**What this task involves**
Exclude any images and output the remaining records exactly.

# # # # # # #

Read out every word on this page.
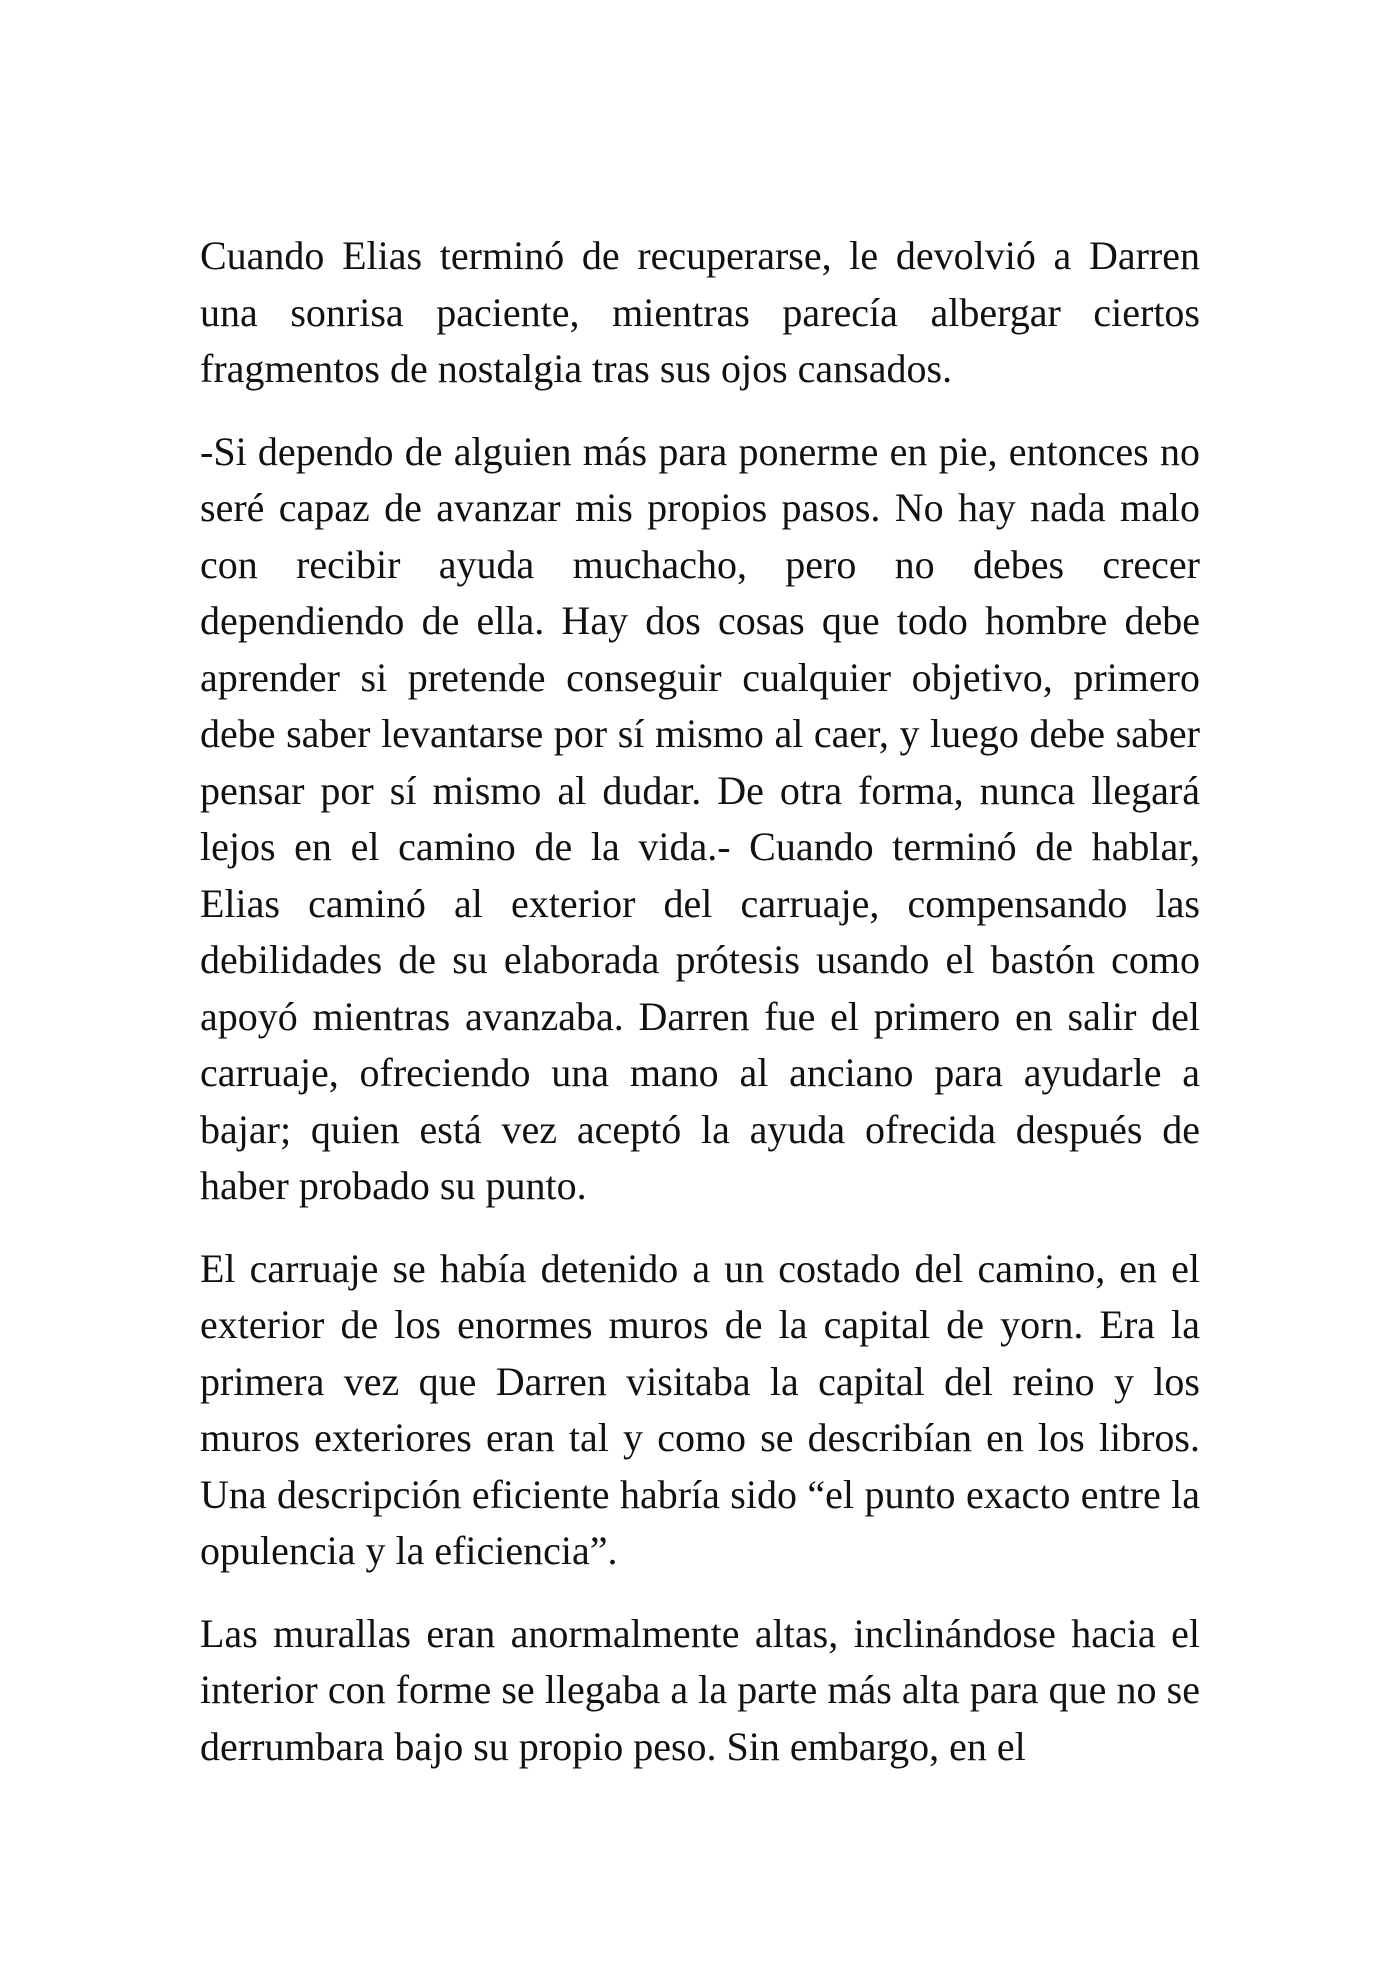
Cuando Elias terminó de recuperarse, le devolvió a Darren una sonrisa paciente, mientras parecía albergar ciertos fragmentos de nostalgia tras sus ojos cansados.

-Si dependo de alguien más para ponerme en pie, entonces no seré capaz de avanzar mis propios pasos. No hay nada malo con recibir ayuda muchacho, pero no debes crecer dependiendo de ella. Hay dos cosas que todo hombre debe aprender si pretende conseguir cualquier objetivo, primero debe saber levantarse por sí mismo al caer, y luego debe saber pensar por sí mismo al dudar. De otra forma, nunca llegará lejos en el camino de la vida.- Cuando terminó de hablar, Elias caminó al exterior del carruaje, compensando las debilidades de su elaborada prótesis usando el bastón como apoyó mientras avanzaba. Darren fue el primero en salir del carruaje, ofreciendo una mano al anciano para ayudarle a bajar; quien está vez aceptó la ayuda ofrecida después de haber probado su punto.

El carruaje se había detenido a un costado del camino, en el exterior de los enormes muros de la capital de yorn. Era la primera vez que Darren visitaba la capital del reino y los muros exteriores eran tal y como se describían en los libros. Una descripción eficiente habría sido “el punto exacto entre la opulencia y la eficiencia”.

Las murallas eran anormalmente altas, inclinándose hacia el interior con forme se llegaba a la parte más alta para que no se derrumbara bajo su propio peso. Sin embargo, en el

# # # # # # #

**Task output**
Read out every word on this page.
Cuando Elias terminó de recuperarse, le devolvió a Darren una sonrisa paciente, mientras parecía albergar ciertos fragmentos de nostalgia tras sus ojos cansados.

-Si dependo de alguien más para ponerme en pie, entonces no seré capaz de avanzar mis propios pasos. No hay nada malo con recibir ayuda muchacho, pero no debes crecer dependiendo de ella. Hay dos cosas que todo hombre debe aprender si pretende conseguir cualquier objetivo, primero debe saber levantarse por sí mismo al caer, y luego debe saber pensar por sí mismo al dudar. De otra forma, nunca llegará lejos en el camino de la vida.- Cuando terminó de hablar, Elias caminó al exterior del carruaje, compensando las debilidades de su elaborada prótesis usando el bastón como apoyó mientras avanzaba. Darren fue el primero en salir del carruaje, ofreciendo una mano al anciano para ayudarle a bajar; quien está vez aceptó la ayuda ofrecida después de haber probado su punto.

El carruaje se había detenido a un costado del camino, en el exterior de los enormes muros de la capital de yorn. Era la primera vez que Darren visitaba la capital del reino y los muros exteriores eran tal y como se describían en los libros. Una descripción eficiente habría sido “el punto exacto entre la opulencia y la eficiencia”.

Las murallas eran anormalmente altas, inclinándose hacia el interior con forme se llegaba a la parte más alta para que no se derrumbara bajo su propio peso. Sin embargo, en el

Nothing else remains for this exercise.